### [Provided records]
>> start
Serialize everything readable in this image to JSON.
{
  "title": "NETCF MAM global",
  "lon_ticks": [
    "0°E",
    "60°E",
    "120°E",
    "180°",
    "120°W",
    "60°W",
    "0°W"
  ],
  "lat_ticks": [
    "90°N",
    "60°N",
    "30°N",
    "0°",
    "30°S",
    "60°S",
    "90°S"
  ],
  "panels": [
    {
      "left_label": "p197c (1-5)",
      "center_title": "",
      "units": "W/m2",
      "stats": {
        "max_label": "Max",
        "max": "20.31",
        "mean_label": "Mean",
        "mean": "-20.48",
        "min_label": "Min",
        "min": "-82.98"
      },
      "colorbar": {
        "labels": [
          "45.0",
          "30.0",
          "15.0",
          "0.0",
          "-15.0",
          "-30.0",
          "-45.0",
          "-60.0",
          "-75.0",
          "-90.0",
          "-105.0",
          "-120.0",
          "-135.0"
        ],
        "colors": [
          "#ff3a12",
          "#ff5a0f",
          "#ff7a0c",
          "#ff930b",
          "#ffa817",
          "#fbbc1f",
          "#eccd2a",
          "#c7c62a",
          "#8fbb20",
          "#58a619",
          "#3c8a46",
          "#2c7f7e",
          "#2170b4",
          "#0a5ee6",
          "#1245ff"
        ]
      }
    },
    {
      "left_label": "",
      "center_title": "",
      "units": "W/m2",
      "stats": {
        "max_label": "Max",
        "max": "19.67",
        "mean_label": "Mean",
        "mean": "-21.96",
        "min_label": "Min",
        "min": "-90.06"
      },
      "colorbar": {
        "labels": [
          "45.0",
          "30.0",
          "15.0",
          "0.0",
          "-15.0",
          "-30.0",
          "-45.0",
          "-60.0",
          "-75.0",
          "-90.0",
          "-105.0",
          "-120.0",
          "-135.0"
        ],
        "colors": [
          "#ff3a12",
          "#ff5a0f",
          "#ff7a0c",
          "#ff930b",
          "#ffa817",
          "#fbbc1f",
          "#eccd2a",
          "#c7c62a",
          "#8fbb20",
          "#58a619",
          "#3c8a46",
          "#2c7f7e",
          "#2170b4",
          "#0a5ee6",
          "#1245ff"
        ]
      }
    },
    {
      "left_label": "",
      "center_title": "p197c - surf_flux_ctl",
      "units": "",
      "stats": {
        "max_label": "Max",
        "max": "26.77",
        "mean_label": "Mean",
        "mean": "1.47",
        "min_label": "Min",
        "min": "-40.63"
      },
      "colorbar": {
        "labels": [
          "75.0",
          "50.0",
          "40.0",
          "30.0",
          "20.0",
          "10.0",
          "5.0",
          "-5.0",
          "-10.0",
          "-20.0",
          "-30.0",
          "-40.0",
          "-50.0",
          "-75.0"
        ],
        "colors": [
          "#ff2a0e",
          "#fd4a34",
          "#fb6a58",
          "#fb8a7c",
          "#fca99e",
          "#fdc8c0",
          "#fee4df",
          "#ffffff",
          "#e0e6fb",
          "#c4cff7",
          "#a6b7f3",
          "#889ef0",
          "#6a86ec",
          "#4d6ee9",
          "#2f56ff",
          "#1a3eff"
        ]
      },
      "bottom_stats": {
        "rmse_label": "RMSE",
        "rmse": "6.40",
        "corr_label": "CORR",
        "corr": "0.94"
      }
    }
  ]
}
>> end
### [Task objective]
Write out the records shown above, exactly as they appear.

### [Task solution]
Serialize everything readable in this image to JSON.
{
  "title": "NETCF MAM global",
  "lon_ticks": [
    "0°E",
    "60°E",
    "120°E",
    "180°",
    "120°W",
    "60°W",
    "0°W"
  ],
  "lat_ticks": [
    "90°N",
    "60°N",
    "30°N",
    "0°",
    "30°S",
    "60°S",
    "90°S"
  ],
  "panels": [
    {
      "left_label": "p197c (1-5)",
      "center_title": "",
      "units": "W/m2",
      "stats": {
        "max_label": "Max",
        "max": "20.31",
        "mean_label": "Mean",
        "mean": "-20.48",
        "min_label": "Min",
        "min": "-82.98"
      },
      "colorbar": {
        "labels": [
          "45.0",
          "30.0",
          "15.0",
          "0.0",
          "-15.0",
          "-30.0",
          "-45.0",
          "-60.0",
          "-75.0",
          "-90.0",
          "-105.0",
          "-120.0",
          "-135.0"
        ],
        "colors": [
          "#ff3a12",
          "#ff5a0f",
          "#ff7a0c",
          "#ff930b",
          "#ffa817",
          "#fbbc1f",
          "#eccd2a",
          "#c7c62a",
          "#8fbb20",
          "#58a619",
          "#3c8a46",
          "#2c7f7e",
          "#2170b4",
          "#0a5ee6",
          "#1245ff"
        ]
      }
    },
    {
      "left_label": "",
      "center_title": "",
      "units": "W/m2",
      "stats": {
        "max_label": "Max",
        "max": "19.67",
        "mean_label": "Mean",
        "mean": "-21.96",
        "min_label": "Min",
        "min": "-90.06"
      },
      "colorbar": {
        "labels": [
          "45.0",
          "30.0",
          "15.0",
          "0.0",
          "-15.0",
          "-30.0",
          "-45.0",
          "-60.0",
          "-75.0",
          "-90.0",
          "-105.0",
          "-120.0",
          "-135.0"
        ],
        "colors": [
          "#ff3a12",
          "#ff5a0f",
          "#ff7a0c",
          "#ff930b",
          "#ffa817",
          "#fbbc1f",
          "#eccd2a",
          "#c7c62a",
          "#8fbb20",
          "#58a619",
          "#3c8a46",
          "#2c7f7e",
          "#2170b4",
          "#0a5ee6",
          "#1245ff"
        ]
      }
    },
    {
      "left_label": "",
      "center_title": "p197c - surf_flux_ctl",
      "units": "",
      "stats": {
        "max_label": "Max",
        "max": "26.77",
        "mean_label": "Mean",
        "mean": "1.47",
        "min_label": "Min",
        "min": "-40.63"
      },
      "colorbar": {
        "labels": [
          "75.0",
          "50.0",
          "40.0",
          "30.0",
          "20.0",
          "10.0",
          "5.0",
          "-5.0",
          "-10.0",
          "-20.0",
          "-30.0",
          "-40.0",
          "-50.0",
          "-75.0"
        ],
        "colors": [
          "#ff2a0e",
          "#fd4a34",
          "#fb6a58",
          "#fb8a7c",
          "#fca99e",
          "#fdc8c0",
          "#fee4df",
          "#ffffff",
          "#e0e6fb",
          "#c4cff7",
          "#a6b7f3",
          "#889ef0",
          "#6a86ec",
          "#4d6ee9",
          "#2f56ff",
          "#1a3eff"
        ]
      },
      "bottom_stats": {
        "rmse_label": "RMSE",
        "rmse": "6.40",
        "corr_label": "CORR",
        "corr": "0.94"
      }
    }
  ]
}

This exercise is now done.